**Exercise directions**
Quote the entries word for word. Omit the pictures.

**Data listing**
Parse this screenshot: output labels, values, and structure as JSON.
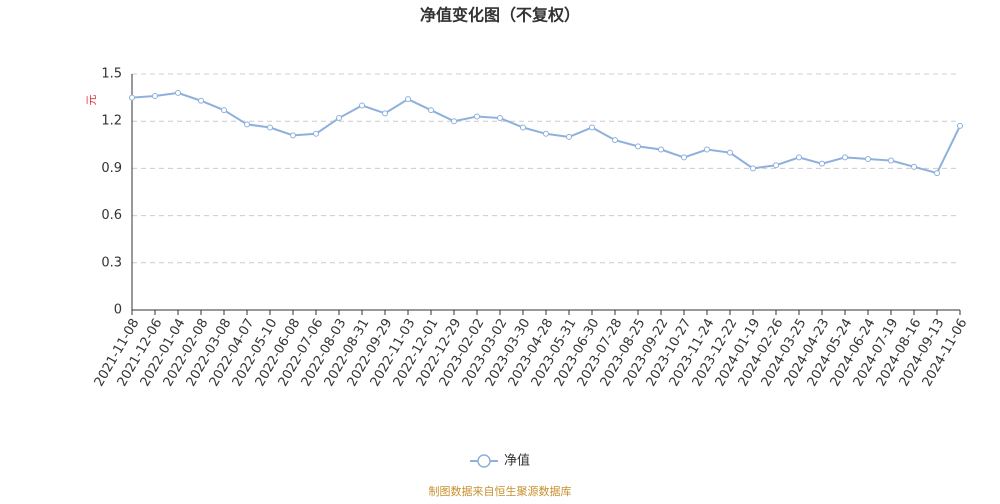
{
  "chart_data": {
    "type": "line",
    "title": "净值变化图（不复权）",
    "y_label": "元",
    "categories": [
      "2021-11-08",
      "2021-12-06",
      "2022-01-04",
      "2022-02-08",
      "2022-03-08",
      "2022-04-07",
      "2022-05-10",
      "2022-06-08",
      "2022-07-06",
      "2022-08-03",
      "2022-08-31",
      "2022-09-29",
      "2022-11-03",
      "2022-12-01",
      "2022-12-29",
      "2023-02-02",
      "2023-03-02",
      "2023-03-30",
      "2023-04-28",
      "2023-05-31",
      "2023-06-30",
      "2023-07-28",
      "2023-08-25",
      "2023-09-22",
      "2023-10-27",
      "2023-11-24",
      "2023-12-22",
      "2024-01-19",
      "2024-02-26",
      "2024-03-25",
      "2024-04-23",
      "2024-05-24",
      "2024-06-24",
      "2024-07-19",
      "2024-08-16",
      "2024-09-13",
      "2024-11-06"
    ],
    "series": [
      {
        "name": "净值",
        "color": "#8eb0dc",
        "values": [
          1.35,
          1.36,
          1.38,
          1.33,
          1.27,
          1.18,
          1.16,
          1.11,
          1.12,
          1.22,
          1.3,
          1.25,
          1.34,
          1.27,
          1.2,
          1.23,
          1.22,
          1.16,
          1.12,
          1.1,
          1.16,
          1.08,
          1.04,
          1.02,
          0.97,
          1.02,
          1.0,
          0.9,
          0.92,
          0.97,
          0.93,
          0.97,
          0.96,
          0.95,
          0.91,
          0.87,
          1.17
        ]
      }
    ],
    "ylim": [
      0,
      1.5
    ],
    "yticks": [
      0,
      0.3,
      0.6,
      0.9,
      1.2,
      1.5
    ],
    "grid": true,
    "legend": "bottom",
    "source": "制图数据来自恒生聚源数据库"
  }
}
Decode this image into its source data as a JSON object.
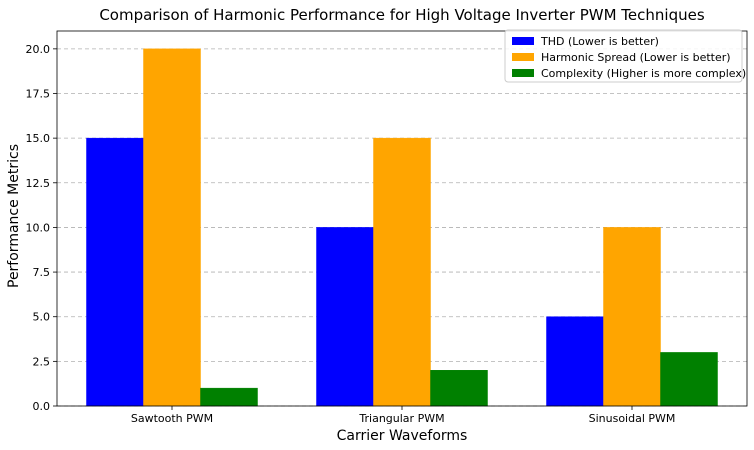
{
  "chart_data": {
    "type": "bar",
    "title": "Comparison of Harmonic Performance for High Voltage Inverter PWM Techniques",
    "xlabel": "Carrier Waveforms",
    "ylabel": "Performance Metrics",
    "categories": [
      "Sawtooth PWM",
      "Triangular PWM",
      "Sinusoidal PWM"
    ],
    "series": [
      {
        "name": "THD (Lower is better)",
        "values": [
          15,
          10,
          5
        ],
        "color": "#0000ff"
      },
      {
        "name": "Harmonic Spread (Lower is better)",
        "values": [
          20,
          15,
          10
        ],
        "color": "#ffa500"
      },
      {
        "name": "Complexity (Higher is more complex)",
        "values": [
          1,
          2,
          3
        ],
        "color": "#008000"
      }
    ],
    "ylim": [
      0,
      21
    ],
    "yticks": [
      "0.0",
      "2.5",
      "5.0",
      "7.5",
      "10.0",
      "12.5",
      "15.0",
      "17.5",
      "20.0"
    ],
    "grid": "y-dashed",
    "legend_position": "top-right"
  }
}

**Response to this exercise**
Parse this screenshot: output labels, values, and structure as JSON.
{
  "chart_data": {
    "type": "line",
    "title": "净值变化图（不复权）",
    "y_label": "元",
    "categories": [
      "2021-11-08",
      "2021-12-06",
      "2022-01-04",
      "2022-02-08",
      "2022-03-08",
      "2022-04-07",
      "2022-05-10",
      "2022-06-08",
      "2022-07-06",
      "2022-08-03",
      "2022-08-31",
      "2022-09-29",
      "2022-11-03",
      "2022-12-01",
      "2022-12-29",
      "2023-02-02",
      "2023-03-02",
      "2023-03-30",
      "2023-04-28",
      "2023-05-31",
      "2023-06-30",
      "2023-07-28",
      "2023-08-25",
      "2023-09-22",
      "2023-10-27",
      "2023-11-24",
      "2023-12-22",
      "2024-01-19",
      "2024-02-26",
      "2024-03-25",
      "2024-04-23",
      "2024-05-24",
      "2024-06-24",
      "2024-07-19",
      "2024-08-16",
      "2024-09-13",
      "2024-11-06"
    ],
    "series": [
      {
        "name": "净值",
        "color": "#8eb0dc",
        "values": [
          1.35,
          1.36,
          1.38,
          1.33,
          1.27,
          1.18,
          1.16,
          1.11,
          1.12,
          1.22,
          1.3,
          1.25,
          1.34,
          1.27,
          1.2,
          1.23,
          1.22,
          1.16,
          1.12,
          1.1,
          1.16,
          1.08,
          1.04,
          1.02,
          0.97,
          1.02,
          1.0,
          0.9,
          0.92,
          0.97,
          0.93,
          0.97,
          0.96,
          0.95,
          0.91,
          0.87,
          1.17
        ]
      }
    ],
    "ylim": [
      0,
      1.5
    ],
    "yticks": [
      0,
      0.3,
      0.6,
      0.9,
      1.2,
      1.5
    ],
    "grid": true,
    "legend": "bottom",
    "source": "制图数据来自恒生聚源数据库"
  }
}
Decode this image into its source data as a JSON object.
{
  "chart_data": {
    "type": "bar",
    "title": "Comparison of Harmonic Performance for High Voltage Inverter PWM Techniques",
    "xlabel": "Carrier Waveforms",
    "ylabel": "Performance Metrics",
    "categories": [
      "Sawtooth PWM",
      "Triangular PWM",
      "Sinusoidal PWM"
    ],
    "series": [
      {
        "name": "THD (Lower is better)",
        "values": [
          15,
          10,
          5
        ],
        "color": "#0000ff"
      },
      {
        "name": "Harmonic Spread (Lower is better)",
        "values": [
          20,
          15,
          10
        ],
        "color": "#ffa500"
      },
      {
        "name": "Complexity (Higher is more complex)",
        "values": [
          1,
          2,
          3
        ],
        "color": "#008000"
      }
    ],
    "ylim": [
      0,
      21
    ],
    "yticks": [
      "0.0",
      "2.5",
      "5.0",
      "7.5",
      "10.0",
      "12.5",
      "15.0",
      "17.5",
      "20.0"
    ],
    "grid": "y-dashed",
    "legend_position": "top-right"
  }
}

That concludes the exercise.